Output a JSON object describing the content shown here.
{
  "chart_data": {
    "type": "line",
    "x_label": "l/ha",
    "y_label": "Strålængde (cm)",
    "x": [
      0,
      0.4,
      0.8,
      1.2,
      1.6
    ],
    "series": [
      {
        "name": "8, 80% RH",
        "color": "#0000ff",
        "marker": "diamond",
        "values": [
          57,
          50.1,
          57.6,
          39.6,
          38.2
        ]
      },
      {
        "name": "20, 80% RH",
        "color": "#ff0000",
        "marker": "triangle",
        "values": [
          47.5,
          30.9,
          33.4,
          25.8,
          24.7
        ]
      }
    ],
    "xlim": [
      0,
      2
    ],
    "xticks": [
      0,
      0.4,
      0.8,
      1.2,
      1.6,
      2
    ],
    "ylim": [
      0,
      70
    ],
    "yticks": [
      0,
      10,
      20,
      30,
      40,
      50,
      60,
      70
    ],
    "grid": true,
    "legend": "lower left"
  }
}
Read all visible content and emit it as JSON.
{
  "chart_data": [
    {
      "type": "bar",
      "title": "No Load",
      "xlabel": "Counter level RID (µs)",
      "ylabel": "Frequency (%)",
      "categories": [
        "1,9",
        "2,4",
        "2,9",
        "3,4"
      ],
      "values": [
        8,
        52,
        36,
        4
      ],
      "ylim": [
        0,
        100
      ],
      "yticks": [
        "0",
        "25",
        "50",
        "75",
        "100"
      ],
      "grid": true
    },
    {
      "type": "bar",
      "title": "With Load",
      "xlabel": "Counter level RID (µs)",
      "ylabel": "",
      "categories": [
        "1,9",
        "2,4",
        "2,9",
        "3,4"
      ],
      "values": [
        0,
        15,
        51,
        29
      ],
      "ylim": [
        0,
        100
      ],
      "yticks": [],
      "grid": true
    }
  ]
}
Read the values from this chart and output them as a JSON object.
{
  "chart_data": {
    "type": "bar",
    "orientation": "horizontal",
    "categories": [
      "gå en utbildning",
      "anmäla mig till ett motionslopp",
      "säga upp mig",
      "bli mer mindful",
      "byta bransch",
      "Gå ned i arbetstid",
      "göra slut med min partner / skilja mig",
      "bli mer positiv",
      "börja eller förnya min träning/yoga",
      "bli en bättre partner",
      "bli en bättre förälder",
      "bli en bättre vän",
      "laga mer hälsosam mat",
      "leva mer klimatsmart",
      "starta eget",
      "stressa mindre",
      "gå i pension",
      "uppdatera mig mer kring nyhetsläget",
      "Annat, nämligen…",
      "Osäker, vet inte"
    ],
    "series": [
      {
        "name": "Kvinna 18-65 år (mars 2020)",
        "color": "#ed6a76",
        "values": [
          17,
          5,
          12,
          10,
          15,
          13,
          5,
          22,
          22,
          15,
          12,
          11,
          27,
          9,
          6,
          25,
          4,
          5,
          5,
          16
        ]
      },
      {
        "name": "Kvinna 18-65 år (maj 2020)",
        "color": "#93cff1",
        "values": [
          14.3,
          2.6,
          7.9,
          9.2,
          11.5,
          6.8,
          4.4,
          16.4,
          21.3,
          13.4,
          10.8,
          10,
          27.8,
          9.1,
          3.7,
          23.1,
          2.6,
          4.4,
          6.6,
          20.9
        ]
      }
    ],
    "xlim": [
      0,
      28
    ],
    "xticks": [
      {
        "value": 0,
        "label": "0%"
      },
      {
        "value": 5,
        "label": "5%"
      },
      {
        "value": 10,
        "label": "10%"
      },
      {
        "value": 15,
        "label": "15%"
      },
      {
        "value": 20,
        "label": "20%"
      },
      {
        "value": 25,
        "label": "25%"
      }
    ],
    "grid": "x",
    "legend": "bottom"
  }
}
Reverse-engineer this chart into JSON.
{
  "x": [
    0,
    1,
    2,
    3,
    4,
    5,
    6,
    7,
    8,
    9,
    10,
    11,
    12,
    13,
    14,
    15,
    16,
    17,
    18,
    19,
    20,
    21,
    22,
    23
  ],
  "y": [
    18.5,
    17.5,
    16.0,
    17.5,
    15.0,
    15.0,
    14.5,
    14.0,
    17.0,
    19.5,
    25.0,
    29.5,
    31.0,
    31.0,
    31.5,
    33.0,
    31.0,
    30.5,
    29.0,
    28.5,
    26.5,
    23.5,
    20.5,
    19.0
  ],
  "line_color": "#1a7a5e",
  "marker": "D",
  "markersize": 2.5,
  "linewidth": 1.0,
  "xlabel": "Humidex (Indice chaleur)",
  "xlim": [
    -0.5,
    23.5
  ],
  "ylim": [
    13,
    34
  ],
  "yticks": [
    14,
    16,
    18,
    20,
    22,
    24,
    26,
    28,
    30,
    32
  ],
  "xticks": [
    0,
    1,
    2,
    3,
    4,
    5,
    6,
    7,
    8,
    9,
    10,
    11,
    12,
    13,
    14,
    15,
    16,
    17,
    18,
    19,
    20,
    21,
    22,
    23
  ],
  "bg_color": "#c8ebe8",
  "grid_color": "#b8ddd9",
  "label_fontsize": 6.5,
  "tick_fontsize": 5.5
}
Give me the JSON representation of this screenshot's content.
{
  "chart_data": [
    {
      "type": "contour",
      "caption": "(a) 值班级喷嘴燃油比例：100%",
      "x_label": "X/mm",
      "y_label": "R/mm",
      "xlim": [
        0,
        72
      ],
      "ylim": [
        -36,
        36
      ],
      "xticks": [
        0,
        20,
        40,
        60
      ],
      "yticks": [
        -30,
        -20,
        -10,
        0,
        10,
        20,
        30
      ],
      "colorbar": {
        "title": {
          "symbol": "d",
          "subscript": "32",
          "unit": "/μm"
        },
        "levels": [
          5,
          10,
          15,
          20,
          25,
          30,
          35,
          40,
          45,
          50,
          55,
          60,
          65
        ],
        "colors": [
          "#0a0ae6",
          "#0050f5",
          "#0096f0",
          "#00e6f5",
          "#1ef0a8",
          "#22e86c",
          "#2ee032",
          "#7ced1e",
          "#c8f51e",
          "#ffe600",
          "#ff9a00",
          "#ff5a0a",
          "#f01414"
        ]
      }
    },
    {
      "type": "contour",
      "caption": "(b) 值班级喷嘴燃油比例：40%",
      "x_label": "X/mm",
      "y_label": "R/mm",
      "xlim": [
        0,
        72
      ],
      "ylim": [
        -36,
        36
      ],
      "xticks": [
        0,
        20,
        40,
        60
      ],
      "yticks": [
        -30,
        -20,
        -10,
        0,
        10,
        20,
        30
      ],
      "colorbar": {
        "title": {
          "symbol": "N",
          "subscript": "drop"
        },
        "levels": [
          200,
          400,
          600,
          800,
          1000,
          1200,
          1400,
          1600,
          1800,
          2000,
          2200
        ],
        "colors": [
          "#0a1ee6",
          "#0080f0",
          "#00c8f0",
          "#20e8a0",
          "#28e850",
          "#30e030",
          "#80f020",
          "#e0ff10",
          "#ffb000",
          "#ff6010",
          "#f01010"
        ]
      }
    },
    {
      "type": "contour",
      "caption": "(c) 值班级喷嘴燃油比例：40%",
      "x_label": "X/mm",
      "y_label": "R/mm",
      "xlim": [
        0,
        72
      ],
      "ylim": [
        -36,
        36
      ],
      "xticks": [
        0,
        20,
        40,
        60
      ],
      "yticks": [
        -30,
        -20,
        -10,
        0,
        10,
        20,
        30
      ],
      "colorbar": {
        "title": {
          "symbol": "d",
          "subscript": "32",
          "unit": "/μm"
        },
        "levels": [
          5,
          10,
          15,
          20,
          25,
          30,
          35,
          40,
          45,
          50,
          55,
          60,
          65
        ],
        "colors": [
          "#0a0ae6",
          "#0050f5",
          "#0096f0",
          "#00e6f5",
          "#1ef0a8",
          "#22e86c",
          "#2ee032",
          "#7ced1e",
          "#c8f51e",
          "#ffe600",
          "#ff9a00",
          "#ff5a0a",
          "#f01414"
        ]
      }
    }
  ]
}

====================

Search the listing for the word "content". Copy every line in which it occurs.

Output a JSON object describing the content shown here.
Read all visible content and emit it as JSON.
Give me the JSON representation of this screenshot's content.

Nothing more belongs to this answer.